[EXCERPTED RECORDS]:
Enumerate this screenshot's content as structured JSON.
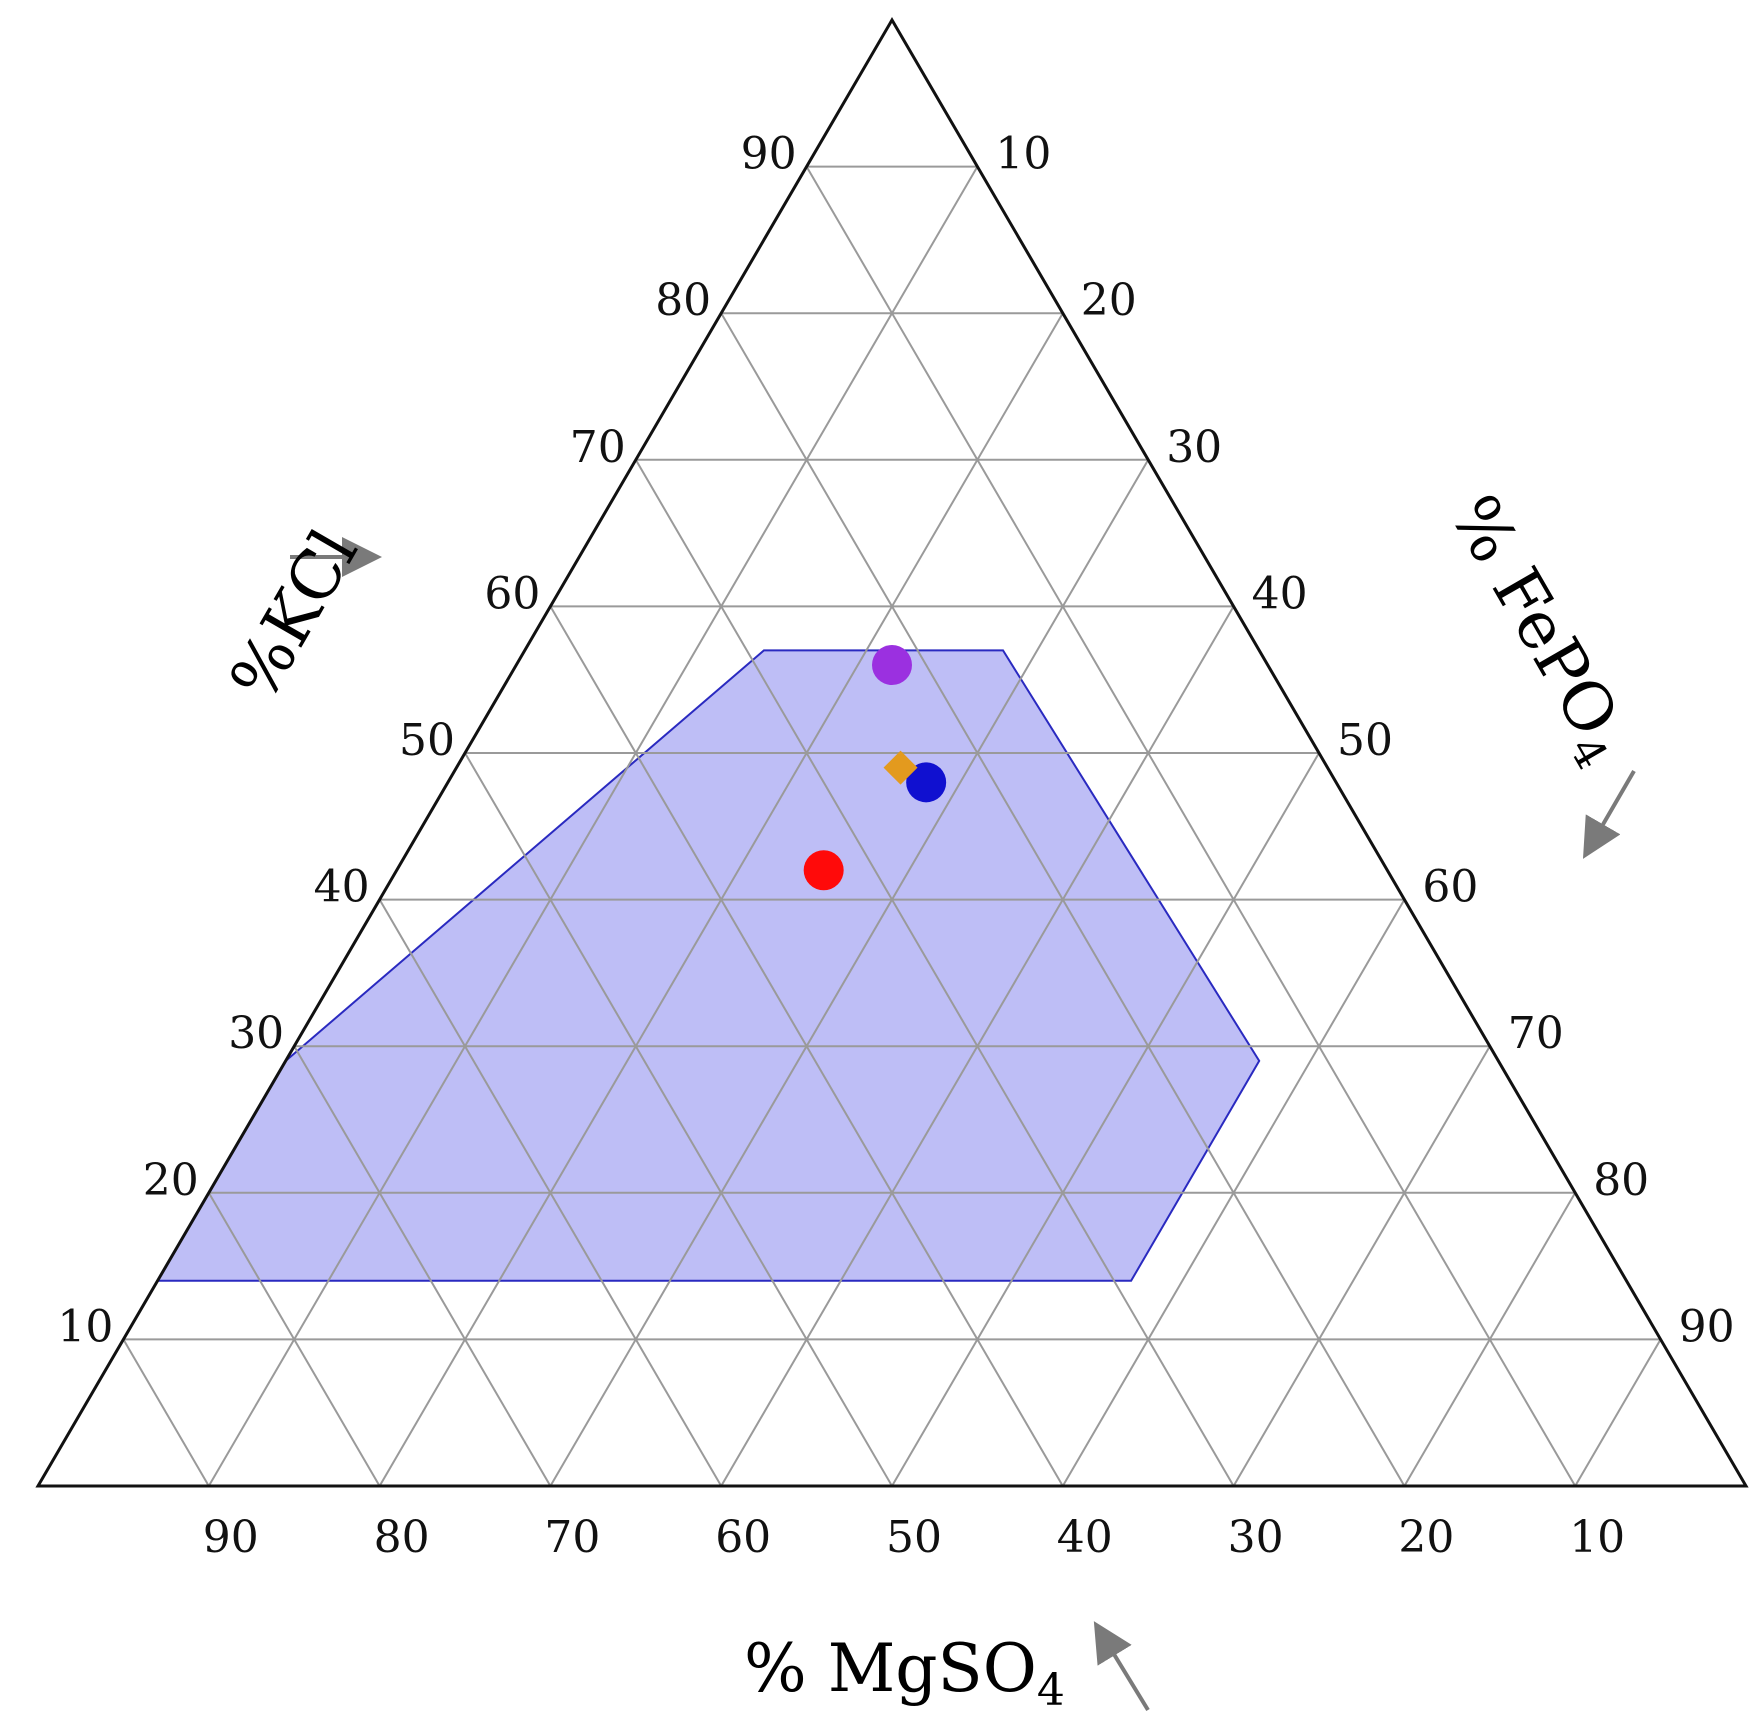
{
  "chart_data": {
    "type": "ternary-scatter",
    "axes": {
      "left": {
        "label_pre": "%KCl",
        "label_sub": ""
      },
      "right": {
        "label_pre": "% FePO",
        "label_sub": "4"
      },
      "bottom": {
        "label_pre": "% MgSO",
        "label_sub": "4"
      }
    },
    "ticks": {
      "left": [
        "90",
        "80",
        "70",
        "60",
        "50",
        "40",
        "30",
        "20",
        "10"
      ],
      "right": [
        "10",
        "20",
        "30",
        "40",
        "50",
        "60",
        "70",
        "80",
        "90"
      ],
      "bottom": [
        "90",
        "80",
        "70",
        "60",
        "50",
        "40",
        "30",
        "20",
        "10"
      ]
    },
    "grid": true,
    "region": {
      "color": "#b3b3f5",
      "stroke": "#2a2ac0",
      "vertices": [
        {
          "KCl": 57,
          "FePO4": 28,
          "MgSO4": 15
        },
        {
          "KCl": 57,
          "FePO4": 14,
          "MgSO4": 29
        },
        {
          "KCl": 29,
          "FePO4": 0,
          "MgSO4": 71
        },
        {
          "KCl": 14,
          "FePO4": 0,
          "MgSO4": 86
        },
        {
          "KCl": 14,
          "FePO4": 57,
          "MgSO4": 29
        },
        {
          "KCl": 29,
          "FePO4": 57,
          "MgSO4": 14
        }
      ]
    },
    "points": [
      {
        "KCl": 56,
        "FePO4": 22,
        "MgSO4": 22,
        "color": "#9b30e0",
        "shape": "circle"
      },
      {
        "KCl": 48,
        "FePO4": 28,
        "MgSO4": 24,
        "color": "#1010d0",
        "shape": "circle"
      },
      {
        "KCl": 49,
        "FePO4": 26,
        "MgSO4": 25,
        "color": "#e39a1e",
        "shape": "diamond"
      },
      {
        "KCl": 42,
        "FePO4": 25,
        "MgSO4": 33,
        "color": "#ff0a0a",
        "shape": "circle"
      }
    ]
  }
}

[SET PROBLEM]: Copy the material exactly. Do not include the pictures.

[WRITTEN SOLUTION]:
Enumerate this screenshot's content as structured JSON.
{
  "chart_data": {
    "type": "ternary-scatter",
    "axes": {
      "left": {
        "label_pre": "%KCl",
        "label_sub": ""
      },
      "right": {
        "label_pre": "% FePO",
        "label_sub": "4"
      },
      "bottom": {
        "label_pre": "% MgSO",
        "label_sub": "4"
      }
    },
    "ticks": {
      "left": [
        "90",
        "80",
        "70",
        "60",
        "50",
        "40",
        "30",
        "20",
        "10"
      ],
      "right": [
        "10",
        "20",
        "30",
        "40",
        "50",
        "60",
        "70",
        "80",
        "90"
      ],
      "bottom": [
        "90",
        "80",
        "70",
        "60",
        "50",
        "40",
        "30",
        "20",
        "10"
      ]
    },
    "grid": true,
    "region": {
      "color": "#b3b3f5",
      "stroke": "#2a2ac0",
      "vertices": [
        {
          "KCl": 57,
          "FePO4": 28,
          "MgSO4": 15
        },
        {
          "KCl": 57,
          "FePO4": 14,
          "MgSO4": 29
        },
        {
          "KCl": 29,
          "FePO4": 0,
          "MgSO4": 71
        },
        {
          "KCl": 14,
          "FePO4": 0,
          "MgSO4": 86
        },
        {
          "KCl": 14,
          "FePO4": 57,
          "MgSO4": 29
        },
        {
          "KCl": 29,
          "FePO4": 57,
          "MgSO4": 14
        }
      ]
    },
    "points": [
      {
        "KCl": 56,
        "FePO4": 22,
        "MgSO4": 22,
        "color": "#9b30e0",
        "shape": "circle"
      },
      {
        "KCl": 48,
        "FePO4": 28,
        "MgSO4": 24,
        "color": "#1010d0",
        "shape": "circle"
      },
      {
        "KCl": 49,
        "FePO4": 26,
        "MgSO4": 25,
        "color": "#e39a1e",
        "shape": "diamond"
      },
      {
        "KCl": 42,
        "FePO4": 25,
        "MgSO4": 33,
        "color": "#ff0a0a",
        "shape": "circle"
      }
    ]
  }
}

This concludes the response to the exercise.